**What you should do:** Exactly reproduce each line of the listing that follows.

[Collected data entries]
━━━

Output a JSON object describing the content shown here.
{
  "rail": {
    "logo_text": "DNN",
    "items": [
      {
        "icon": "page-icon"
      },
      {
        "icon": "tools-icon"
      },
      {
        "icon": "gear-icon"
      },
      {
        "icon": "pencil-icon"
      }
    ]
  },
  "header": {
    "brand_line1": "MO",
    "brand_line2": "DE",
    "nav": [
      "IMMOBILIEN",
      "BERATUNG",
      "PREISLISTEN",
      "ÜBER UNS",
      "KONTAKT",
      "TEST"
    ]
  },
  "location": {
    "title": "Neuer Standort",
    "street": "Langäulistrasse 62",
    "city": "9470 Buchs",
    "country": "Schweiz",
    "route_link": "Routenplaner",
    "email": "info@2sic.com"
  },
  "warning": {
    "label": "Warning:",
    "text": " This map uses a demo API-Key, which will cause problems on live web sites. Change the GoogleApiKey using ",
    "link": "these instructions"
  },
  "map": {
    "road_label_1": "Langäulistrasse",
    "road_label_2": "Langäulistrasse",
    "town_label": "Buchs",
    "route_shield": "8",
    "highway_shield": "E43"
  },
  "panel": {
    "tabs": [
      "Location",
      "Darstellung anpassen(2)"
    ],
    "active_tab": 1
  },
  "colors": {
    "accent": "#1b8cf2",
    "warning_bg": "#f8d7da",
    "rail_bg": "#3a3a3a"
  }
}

━━━

**Result of the task:**
Output a JSON object describing the content shown here.
{
  "rail": {
    "logo_text": "DNN",
    "items": [
      {
        "icon": "page-icon"
      },
      {
        "icon": "tools-icon"
      },
      {
        "icon": "gear-icon"
      },
      {
        "icon": "pencil-icon"
      }
    ]
  },
  "header": {
    "brand_line1": "MO",
    "brand_line2": "DE",
    "nav": [
      "IMMOBILIEN",
      "BERATUNG",
      "PREISLISTEN",
      "ÜBER UNS",
      "KONTAKT",
      "TEST"
    ]
  },
  "location": {
    "title": "Neuer Standort",
    "street": "Langäulistrasse 62",
    "city": "9470 Buchs",
    "country": "Schweiz",
    "route_link": "Routenplaner",
    "email": "info@2sic.com"
  },
  "warning": {
    "label": "Warning:",
    "text": " This map uses a demo API-Key, which will cause problems on live web sites. Change the GoogleApiKey using ",
    "link": "these instructions"
  },
  "map": {
    "road_label_1": "Langäulistrasse",
    "road_label_2": "Langäulistrasse",
    "town_label": "Buchs",
    "route_shield": "8",
    "highway_shield": "E43"
  },
  "panel": {
    "tabs": [
      "Location",
      "Darstellung anpassen(2)"
    ],
    "active_tab": 1
  },
  "colors": {
    "accent": "#1b8cf2",
    "warning_bg": "#f8d7da",
    "rail_bg": "#3a3a3a"
  }
}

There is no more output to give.